● Énoncé du problème: Modifie l'extrait sur la psychologie de M. Lipps : reprends-le à partir des mots « Une question se » jusqu'aux mots « véritable (chap.  III). » inclus, en remplaçant « broderie » par « dentelle ».

● Extrait affiché:
M. Lipps part donc de ce qui se trouve en nous immédiatement, et ce sont d’abord les activités et les facultés de l’âme. Ce qui est donné immédiatement, c’est pourtant le contenu et les produits de l’activité psychique, ce ne sont pas les facultés elles-mêmes. Il n’y a pas moyen de creuser un fossé entre le représenter, le sentir et le vouloir. Est-ce que le plaisir et l’effort ne sont pas des contenus de la représentation au même titre que le bleu, l’acide ou le dur ? Ces contenus, ces produits sont donnés, et non aucune activité propre qui les créerait, ou sinon, il faudrait reconnaître autant d’activités qu’on trouve de contenus différents dans la représentation, une activité pour le rouge, une autre pour le bleu, en définitive autant qu’on en voudrait,

Cela n’empêche pas de spécifier, par voie de groupement, une activité de la vue ou de l’ouïe, par exemple, et finalement de constituer une classe des représentations produites par les excitants extérieurs (son, couleur, etc.), en face de laquelle on placera celle des représentations (plaisir, effort) produits par les excitante intérieurs (chap.  II).

Une question se pose aussitôt, celle du rapport de la représentation à la conscience. Car toute représentation n’est pas au même degré dans la conscience. D’une part, la conscience n’est pas un espace vide où entrent et d’où sortent les représentations ; elle n’est pas non plus une hypostase, et elle n’est rien sans la présence d’un contenu. D’autre part, la représentation est ou n’est pas, et il importe, pour la comprendre, de considérer à la fois la qualité de l’objet et la qualité reproductive du sujet. Que le conscient sorte de l’inconscient, on ne sait rien pour cela de l’inconscient ; il ne peut être dit représenté et la représentation inconsciente n’est qu’une partie du tissu sur lequel se déploie la broderie de la représentation véritable (chap.  III).

● Données enregistrées:
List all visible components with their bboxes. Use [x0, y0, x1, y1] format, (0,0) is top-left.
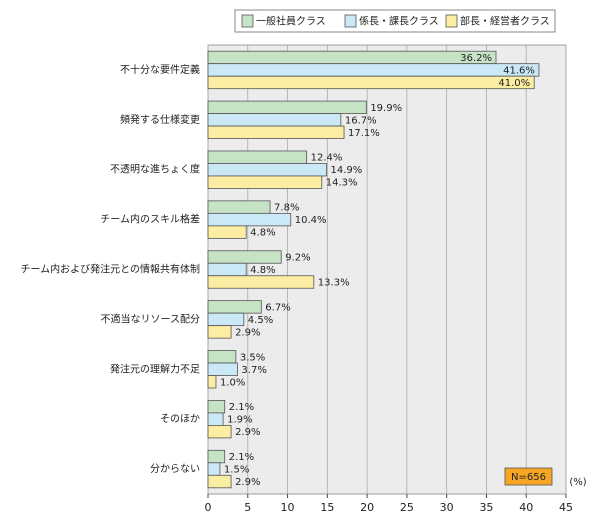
y-tick-label: 頻発する仕様変更: [120, 113, 200, 126]
bar: [207, 113, 342, 127]
value-label: 19.9%: [370, 103, 402, 114]
bar: [207, 350, 237, 364]
value-label: 1.9%: [227, 415, 252, 426]
value-label: 17.1%: [348, 128, 380, 139]
y-tick-label: そのほか: [160, 413, 200, 425]
value-label: 2.9%: [235, 427, 260, 438]
y-tick-label: 不透明な進ちょく度: [110, 163, 200, 176]
x-tick-label: 35: [479, 501, 493, 514]
bar: [207, 449, 226, 464]
x-tick-label: 5: [244, 501, 251, 514]
value-label: 41.0%: [498, 78, 530, 89]
value-label: 4.8%: [250, 228, 275, 239]
value-label: 14.9%: [331, 165, 363, 176]
y-tick-label: 不十分な要件定義: [120, 63, 200, 76]
bar: [207, 325, 232, 339]
bar: [207, 163, 327, 177]
x-tick-label: 30: [440, 501, 454, 514]
value-label: 2.9%: [235, 477, 260, 488]
y-tick-label: 分からない: [150, 463, 200, 475]
annotation: N=656: [511, 472, 546, 483]
value-label: 1.0%: [220, 377, 245, 388]
bar: [207, 100, 367, 114]
x-tick-label: 10: [281, 501, 295, 514]
value-label: 2.9%: [235, 327, 260, 338]
bar: [207, 175, 323, 189]
bar: [207, 275, 315, 289]
bar: [207, 312, 245, 327]
value-label: 12.4%: [311, 153, 343, 164]
bar: [207, 250, 282, 264]
x-tick-label: 40: [519, 501, 533, 514]
value-label: 2.1%: [229, 452, 254, 463]
bar: [207, 150, 308, 164]
y-tick-label: 発注元の理解力不足: [110, 362, 200, 375]
x-tick-label: 15: [320, 501, 334, 514]
bar: [207, 50, 497, 65]
bar: [207, 125, 345, 139]
value-label: 3.5%: [240, 352, 265, 363]
bar: [207, 75, 535, 90]
bar: [207, 300, 262, 314]
y-tick-label: チーム内のスキル格差: [100, 213, 200, 226]
bar: [207, 412, 224, 426]
bar: [207, 425, 232, 439]
value-label: 41.6%: [503, 65, 535, 76]
bar: [207, 362, 238, 376]
bar: [207, 200, 271, 214]
legend-swatch: [344, 14, 357, 28]
bar: [207, 225, 247, 239]
bar: [207, 63, 540, 77]
value-label: 9.2%: [285, 253, 310, 264]
value-label: 2.1%: [229, 402, 254, 413]
value-label: 10.4%: [295, 215, 327, 226]
value-label: 16.7%: [345, 115, 377, 126]
bar: [207, 474, 232, 489]
x-tick-label: 20: [360, 501, 374, 514]
legend-swatch: [445, 14, 458, 28]
x-tick-label: 25: [400, 501, 414, 514]
x-tick-label: 0: [205, 501, 212, 514]
value-label: 6.7%: [265, 302, 290, 313]
y-tick-label: 不適当なリソース配分: [101, 312, 201, 325]
value-label: 14.3%: [326, 178, 358, 189]
legend-swatch: [241, 14, 254, 28]
bar: [207, 212, 292, 227]
value-label: 4.8%: [250, 265, 275, 276]
bar: [207, 375, 217, 389]
value-label: 1.5%: [224, 465, 249, 476]
bar: [207, 262, 247, 277]
value-label: 7.8%: [274, 203, 299, 214]
bar: [207, 400, 226, 414]
legend-label: 部長・経営者クラス: [460, 15, 550, 28]
value-label: 3.7%: [241, 365, 266, 376]
x-tick-label: 45: [559, 501, 573, 514]
legend-label: 一般社員クラス: [256, 15, 326, 28]
value-label: 4.5%: [248, 315, 273, 326]
bar: [207, 462, 221, 476]
legend-box: [234, 9, 556, 33]
y-tick-label: チーム内および発注元との情報共有体制: [20, 263, 200, 276]
legend-label: 係長・課長クラス: [359, 15, 439, 28]
value-label: 36.2%: [460, 53, 492, 64]
value-label: 13.3%: [318, 278, 350, 289]
x-unit: (%): [569, 477, 586, 488]
annotation-box: [504, 467, 553, 486]
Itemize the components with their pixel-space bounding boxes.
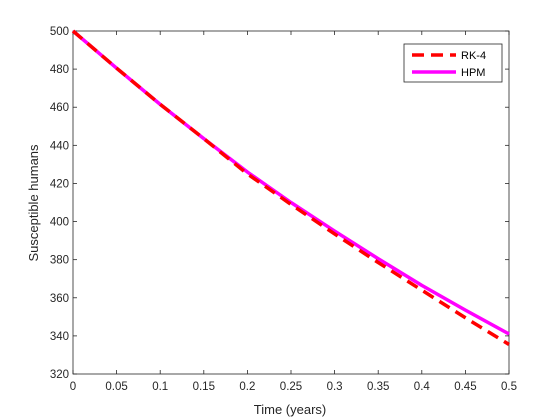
x-tick-label: 0.5	[501, 381, 517, 393]
legend-box	[403, 43, 503, 83]
y-tick-label: 460	[50, 102, 69, 114]
y-tick-label: 360	[50, 293, 69, 305]
legend-label-rk4: RK-4	[461, 50, 486, 62]
legend: RK-4 HPM	[403, 43, 503, 83]
axis-tick-labels: 0 0.05 0.1 0.15 0.2 0.25 0.3 0.35 0.4 0.45 0.5 320 3…	[50, 26, 517, 393]
x-tick-label: 0.3	[327, 381, 343, 393]
y-tick-label: 320	[50, 369, 69, 381]
legend-label-hpm: HPM	[461, 67, 485, 79]
y-tick-label: 380	[50, 255, 69, 267]
x-tick-label: 0.05	[105, 381, 127, 393]
y-tick-label: 440	[50, 140, 69, 152]
x-tick-label: 0.25	[280, 381, 302, 393]
x-tick-label: 0.2	[239, 381, 255, 393]
y-tick-label: 480	[50, 64, 69, 76]
x-tick-label: 0.15	[193, 381, 215, 393]
x-tick-label: 0.1	[152, 381, 168, 393]
axis-ticks	[72, 30, 510, 375]
x-axis-label: Time (years)	[254, 402, 326, 417]
x-tick-label: 0.35	[367, 381, 389, 393]
y-tick-label: 500	[50, 26, 69, 38]
series-lines	[71, 29, 510, 346]
series-line-rk-4	[71, 29, 510, 346]
y-tick-label: 340	[50, 331, 69, 343]
y-axis-label: Susceptible humans	[26, 144, 41, 262]
x-tick-label: 0	[70, 381, 76, 393]
y-tick-label: 400	[50, 217, 69, 229]
x-tick-label: 0.4	[414, 381, 431, 393]
y-tick-label: 420	[50, 178, 69, 190]
x-tick-label: 0.45	[454, 381, 476, 393]
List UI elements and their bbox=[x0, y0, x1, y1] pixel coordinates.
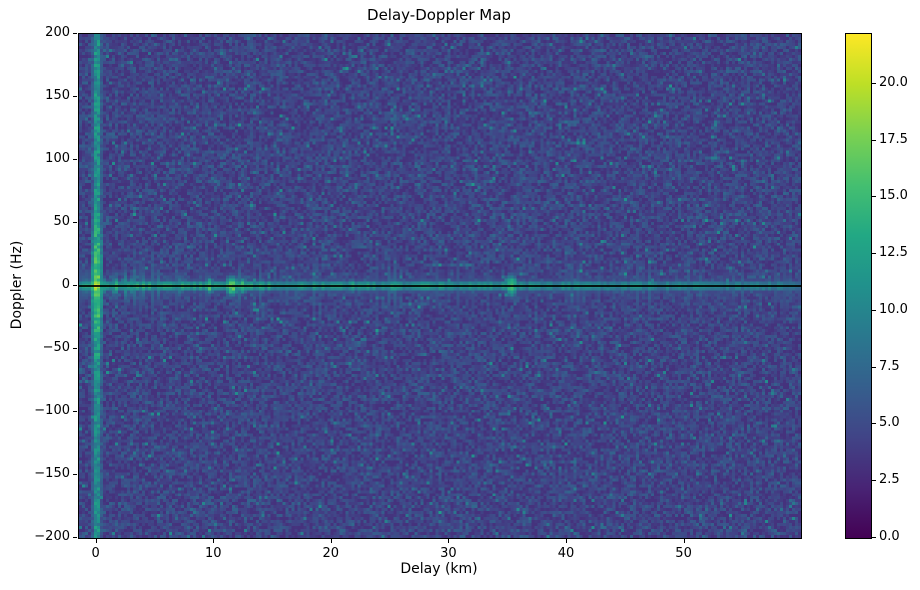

● Réponse à la tâche:
Une question se pose aussitôt, celle du rapport de la représentation à la conscience. Car toute représentation n’est pas au même degré dans la conscience. D’une part, la conscience n’est pas un espace vide où entrent et d’où sortent les représentations ; elle n’est pas non plus une hypostase, et elle n’est rien sans la présence d’un contenu. D’autre part, la représentation est ou n’est pas, et il importe, pour la comprendre, de considérer à la fois la qualité de l’objet et la qualité reproductive du sujet. Que le conscient sorte de l’inconscient, on ne sait rien pour cela de l’inconscient ; il ne peut être dit représenté et la représentation inconsciente n’est qu’une partie du tissu sur lequel se déploie la dentelle de la représentation véritable (chap.  III).